START Supplied entries

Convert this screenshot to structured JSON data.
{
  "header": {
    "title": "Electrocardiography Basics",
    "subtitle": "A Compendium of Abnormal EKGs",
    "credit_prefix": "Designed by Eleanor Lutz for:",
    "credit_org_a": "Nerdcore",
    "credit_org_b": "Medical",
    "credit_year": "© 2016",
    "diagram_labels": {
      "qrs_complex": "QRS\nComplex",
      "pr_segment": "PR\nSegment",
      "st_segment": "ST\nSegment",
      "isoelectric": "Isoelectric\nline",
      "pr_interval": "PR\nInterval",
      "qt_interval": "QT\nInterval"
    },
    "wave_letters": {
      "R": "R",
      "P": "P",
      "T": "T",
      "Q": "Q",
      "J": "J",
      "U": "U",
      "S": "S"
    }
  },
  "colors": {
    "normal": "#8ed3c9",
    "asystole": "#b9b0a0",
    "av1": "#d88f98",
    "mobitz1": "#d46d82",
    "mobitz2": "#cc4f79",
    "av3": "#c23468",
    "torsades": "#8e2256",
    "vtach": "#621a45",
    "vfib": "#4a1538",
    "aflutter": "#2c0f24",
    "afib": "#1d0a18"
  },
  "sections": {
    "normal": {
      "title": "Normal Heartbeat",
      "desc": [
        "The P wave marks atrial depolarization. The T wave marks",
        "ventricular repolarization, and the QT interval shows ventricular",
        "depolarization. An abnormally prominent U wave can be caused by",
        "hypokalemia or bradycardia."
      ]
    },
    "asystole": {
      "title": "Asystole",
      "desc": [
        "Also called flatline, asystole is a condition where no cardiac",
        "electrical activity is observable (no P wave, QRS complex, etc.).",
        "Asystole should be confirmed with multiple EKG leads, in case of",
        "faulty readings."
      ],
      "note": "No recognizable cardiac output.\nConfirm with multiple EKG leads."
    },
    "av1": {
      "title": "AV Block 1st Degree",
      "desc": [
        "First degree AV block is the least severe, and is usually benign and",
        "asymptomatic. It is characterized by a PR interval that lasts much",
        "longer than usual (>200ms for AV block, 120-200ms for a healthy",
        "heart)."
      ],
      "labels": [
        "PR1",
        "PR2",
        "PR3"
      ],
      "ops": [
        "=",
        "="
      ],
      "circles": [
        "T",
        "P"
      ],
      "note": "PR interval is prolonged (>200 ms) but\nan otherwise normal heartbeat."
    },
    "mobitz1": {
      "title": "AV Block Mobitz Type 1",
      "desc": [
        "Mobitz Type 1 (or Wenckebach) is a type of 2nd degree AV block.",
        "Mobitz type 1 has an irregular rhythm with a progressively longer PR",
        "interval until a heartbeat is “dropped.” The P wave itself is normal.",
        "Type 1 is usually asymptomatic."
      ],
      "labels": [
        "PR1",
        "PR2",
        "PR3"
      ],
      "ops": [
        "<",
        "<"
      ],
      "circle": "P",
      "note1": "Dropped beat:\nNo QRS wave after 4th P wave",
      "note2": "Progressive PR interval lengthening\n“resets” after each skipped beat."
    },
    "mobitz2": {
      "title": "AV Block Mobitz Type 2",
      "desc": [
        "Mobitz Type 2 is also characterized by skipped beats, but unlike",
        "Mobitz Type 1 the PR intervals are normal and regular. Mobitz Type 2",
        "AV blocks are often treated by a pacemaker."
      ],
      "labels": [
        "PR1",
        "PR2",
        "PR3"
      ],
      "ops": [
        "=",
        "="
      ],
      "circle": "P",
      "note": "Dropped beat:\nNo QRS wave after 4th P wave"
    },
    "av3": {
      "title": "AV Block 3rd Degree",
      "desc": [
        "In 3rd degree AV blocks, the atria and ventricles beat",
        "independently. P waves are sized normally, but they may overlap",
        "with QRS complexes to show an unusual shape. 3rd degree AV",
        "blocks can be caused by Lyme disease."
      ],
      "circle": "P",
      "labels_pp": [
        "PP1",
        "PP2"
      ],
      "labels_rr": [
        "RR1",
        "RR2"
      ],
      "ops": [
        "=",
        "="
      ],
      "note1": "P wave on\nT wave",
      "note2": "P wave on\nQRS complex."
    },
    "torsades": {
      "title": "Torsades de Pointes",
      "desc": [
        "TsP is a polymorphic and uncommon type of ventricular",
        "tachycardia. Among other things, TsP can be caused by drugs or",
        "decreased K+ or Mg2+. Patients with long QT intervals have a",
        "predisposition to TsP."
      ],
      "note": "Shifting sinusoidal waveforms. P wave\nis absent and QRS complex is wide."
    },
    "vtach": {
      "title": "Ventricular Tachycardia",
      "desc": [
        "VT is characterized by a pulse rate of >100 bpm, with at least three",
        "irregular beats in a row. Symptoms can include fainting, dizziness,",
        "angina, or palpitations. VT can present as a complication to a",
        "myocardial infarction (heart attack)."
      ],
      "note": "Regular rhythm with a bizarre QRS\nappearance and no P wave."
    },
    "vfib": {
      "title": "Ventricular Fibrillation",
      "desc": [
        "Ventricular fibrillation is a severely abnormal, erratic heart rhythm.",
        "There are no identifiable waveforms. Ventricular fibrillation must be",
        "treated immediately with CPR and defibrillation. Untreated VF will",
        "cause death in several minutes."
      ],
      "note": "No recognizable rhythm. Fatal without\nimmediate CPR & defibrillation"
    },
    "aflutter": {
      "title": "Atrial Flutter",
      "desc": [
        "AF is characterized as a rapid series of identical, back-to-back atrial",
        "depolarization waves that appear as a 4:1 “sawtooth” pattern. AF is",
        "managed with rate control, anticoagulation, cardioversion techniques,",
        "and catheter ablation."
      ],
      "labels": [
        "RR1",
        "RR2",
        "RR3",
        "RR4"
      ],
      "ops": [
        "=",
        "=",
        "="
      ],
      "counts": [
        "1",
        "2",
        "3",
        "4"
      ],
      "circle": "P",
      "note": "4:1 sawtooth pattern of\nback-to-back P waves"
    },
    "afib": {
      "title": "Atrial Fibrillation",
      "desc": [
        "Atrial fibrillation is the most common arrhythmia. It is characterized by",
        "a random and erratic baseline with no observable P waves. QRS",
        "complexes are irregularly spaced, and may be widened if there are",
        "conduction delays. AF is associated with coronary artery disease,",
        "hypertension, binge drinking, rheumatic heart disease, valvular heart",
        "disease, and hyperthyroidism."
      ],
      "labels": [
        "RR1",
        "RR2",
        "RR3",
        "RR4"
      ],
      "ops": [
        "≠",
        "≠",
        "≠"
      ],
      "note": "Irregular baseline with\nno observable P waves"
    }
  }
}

END Supplied entries

Work to be completed:
Collect from the data above every line that includes "defibrillation".

Output below:
        "treated immediately with CPR and defibrillation. Untreated VF will",
      "note": "No recognizable rhythm. Fatal without\nimmediate CPR & defibrillation"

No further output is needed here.